(A block of data)
----
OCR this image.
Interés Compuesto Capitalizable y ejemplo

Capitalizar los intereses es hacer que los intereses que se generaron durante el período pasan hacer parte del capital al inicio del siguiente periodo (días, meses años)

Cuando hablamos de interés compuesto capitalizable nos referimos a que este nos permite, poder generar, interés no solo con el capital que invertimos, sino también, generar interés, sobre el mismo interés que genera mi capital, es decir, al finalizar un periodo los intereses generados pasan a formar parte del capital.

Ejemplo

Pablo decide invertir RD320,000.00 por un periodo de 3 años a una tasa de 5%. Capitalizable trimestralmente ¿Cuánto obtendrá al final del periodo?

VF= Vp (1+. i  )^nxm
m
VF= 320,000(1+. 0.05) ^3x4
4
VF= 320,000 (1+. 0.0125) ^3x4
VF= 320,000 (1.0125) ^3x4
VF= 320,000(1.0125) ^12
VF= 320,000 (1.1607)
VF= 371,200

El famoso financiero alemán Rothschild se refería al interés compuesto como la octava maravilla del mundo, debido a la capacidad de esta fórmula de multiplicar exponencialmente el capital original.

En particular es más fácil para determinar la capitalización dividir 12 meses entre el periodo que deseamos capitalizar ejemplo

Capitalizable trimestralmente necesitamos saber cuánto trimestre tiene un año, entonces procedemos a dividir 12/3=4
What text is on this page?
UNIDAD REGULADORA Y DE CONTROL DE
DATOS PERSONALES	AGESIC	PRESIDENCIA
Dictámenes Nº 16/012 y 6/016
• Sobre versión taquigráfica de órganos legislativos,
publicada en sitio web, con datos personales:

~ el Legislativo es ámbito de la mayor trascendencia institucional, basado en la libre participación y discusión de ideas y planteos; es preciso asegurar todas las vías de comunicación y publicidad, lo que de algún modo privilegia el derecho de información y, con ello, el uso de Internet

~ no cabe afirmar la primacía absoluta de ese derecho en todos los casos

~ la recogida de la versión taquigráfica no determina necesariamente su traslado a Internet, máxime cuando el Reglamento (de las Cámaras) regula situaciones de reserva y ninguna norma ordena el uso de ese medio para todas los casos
----
▸ **What is expected**: Transcribe exactly, and only, the lines from the one bearing "What text is on this page?" through the last line of the entries, counting both.

▸ **Exercise result**:
What text is on this page?
UNIDAD REGULADORA Y DE CONTROL DE
DATOS PERSONALES	AGESIC	PRESIDENCIA
Dictámenes Nº 16/012 y 6/016
• Sobre versión taquigráfica de órganos legislativos,
publicada en sitio web, con datos personales:

~ el Legislativo es ámbito de la mayor trascendencia institucional, basado en la libre participación y discusión de ideas y planteos; es preciso asegurar todas las vías de comunicación y publicidad, lo que de algún modo privilegia el derecho de información y, con ello, el uso de Internet

~ no cabe afirmar la primacía absoluta de ese derecho en todos los casos

~ la recogida de la versión taquigráfica no determina necesariamente su traslado a Internet, máxime cuando el Reglamento (de las Cámaras) regula situaciones de reserva y ninguna norma ordena el uso de ese medio para todas los casos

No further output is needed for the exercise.